> What to do
Single out each line with the word "temat" and copy it.
++++ Material for this exercise
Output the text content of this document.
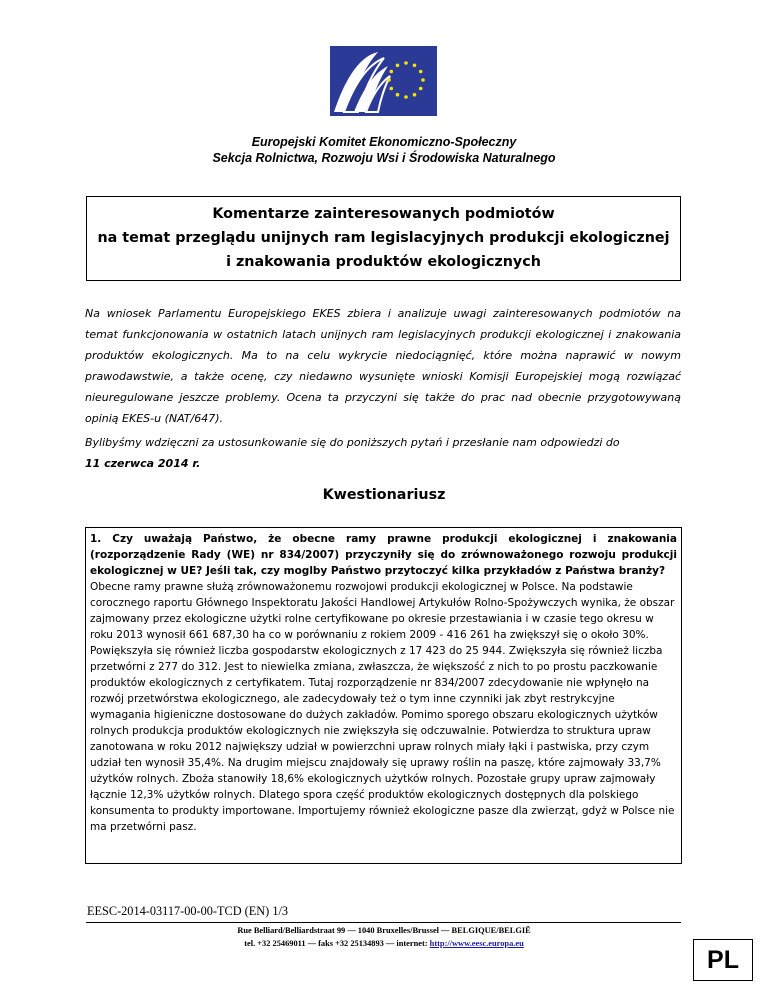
Europejski Komitet Ekonomiczno-Społeczny
Sekcja Rolnictwa, Rozwoju Wsi i Środowiska Naturalnego
Komentarze zainteresowanych podmiotów
na temat przeglądu unijnych ram legislacyjnych produkcji ekologicznej
i znakowania produktów ekologicznych
Na wniosek Parlamentu Europejskiego EKES zbiera i analizuje uwagi zainteresowanych podmiotów na temat funkcjonowania w ostatnich latach unijnych ram legislacyjnych produkcji ekologicznej i znakowania produktów ekologicznych. Ma to na celu wykrycie niedociągnięć, które można naprawić w nowym prawodawstwie, a także ocenę, czy niedawno wysunięte wnioski Komisji Europejskiej mogą rozwiązać nieuregulowane jeszcze problemy. Ocena ta przyczyni się także do prac nad obecnie przygotowywaną opinią EKES-u (NAT/647).
Bylibyśmy wdzięczni za ustosunkowanie się do poniższych pytań i przesłanie nam odpowiedzi do
11 czerwca 2014 r.
Kwestionariusz
1. Czy uważają Państwo, że obecne ramy prawne produkcji ekologicznej i znakowania (rozporządzenie Rady (WE) nr 834/2007) przyczyniły się do zrównoważonego rozwoju produkcji ekologicznej w UE? Jeśli tak, czy moglby Państwo przytoczyć kilka przykładów z Państwa branży?
Obecne ramy prawne służą zrównoważonemu rozwojowi produkcji ekologicznej w Polsce. Na podstawie corocznego raportu Głównego Inspektoratu Jakości Handlowej Artykułów Rolno-Spożywczych wynika, że obszar zajmowany przez ekologiczne użytki rolne certyfikowane po okresie przestawiania i w czasie tego okresu w roku 2013 wynosił 661 687,30 ha co w porównaniu z rokiem 2009 - 416 261 ha zwiększył się o około 30%. Powiększyła się również liczba gospodarstw ekologicznych z 17 423 do 25 944. Zwiększyła się również liczba przetwórni z 277 do 312. Jest to niewielka zmiana, zwłaszcza, że większość z nich to po prostu paczkowanie produktów ekologicznych z certyfikatem. Tutaj rozporządzenie nr 834/2007 zdecydowanie nie wpłynęło na rozwój przetwórstwa ekologicznego, ale zadecydowały też o tym inne czynniki jak zbyt restrykcyjne wymagania higieniczne dostosowane do dużych zakładów. Pomimo sporego obszaru ekologicznych użytków rolnych produkcja produktów ekologicznych nie zwiększyła się odczuwalnie. Potwierdza to struktura upraw zanotowana w roku 2012 największy udział w powierzchni upraw rolnych miały łąki i pastwiska, przy czym udział ten wynosił 35,4%. Na drugim miejscu znajdowały się uprawy roślin na paszę, które zajmowały 33,7% użytków rolnych. Zboża stanowiły 18,6% ekologicznych użytków rolnych. Pozostałe grupy upraw zajmowały łącznie 12,3% użytków rolnych. Dlatego spora część produktów ekologicznych dostępnych dla polskiego konsumenta to produkty importowane. Importujemy również ekologiczne pasze dla zwierząt, gdyż w Polsce nie ma przetwórni pasz.
EESC-2014-03117-00-00-TCD (EN) 1/3
Rue Belliard/Belliardstraat 99 — 1040 Bruxelles/Brussel — BELGIQUE/BELGIË
tel. +32 25469011 — faks +32 25134893 — internet: http://www.eesc.europa.eu
PL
++++++++
> Response to this task
na temat przeglądu unijnych ram legislacyjnych produkcji ekologicznej
Na wniosek Parlamentu Europejskiego EKES zbiera i analizuje uwagi zainteresowanych podmiotów na temat funkcjonowania w ostatnich latach unijnych ram legislacyjnych produkcji ekologicznej i znakowania produktów ekologicznych. Ma to na celu wykrycie niedociągnięć, które można naprawić w nowym prawodawstwie, a także ocenę, czy niedawno wysunięte wnioski Komisji Europejskiej mogą rozwiązać nieuregulowane jeszcze problemy. Ocena ta przyczyni się także do prac nad obecnie przygotowywaną opinią EKES-u (NAT/647).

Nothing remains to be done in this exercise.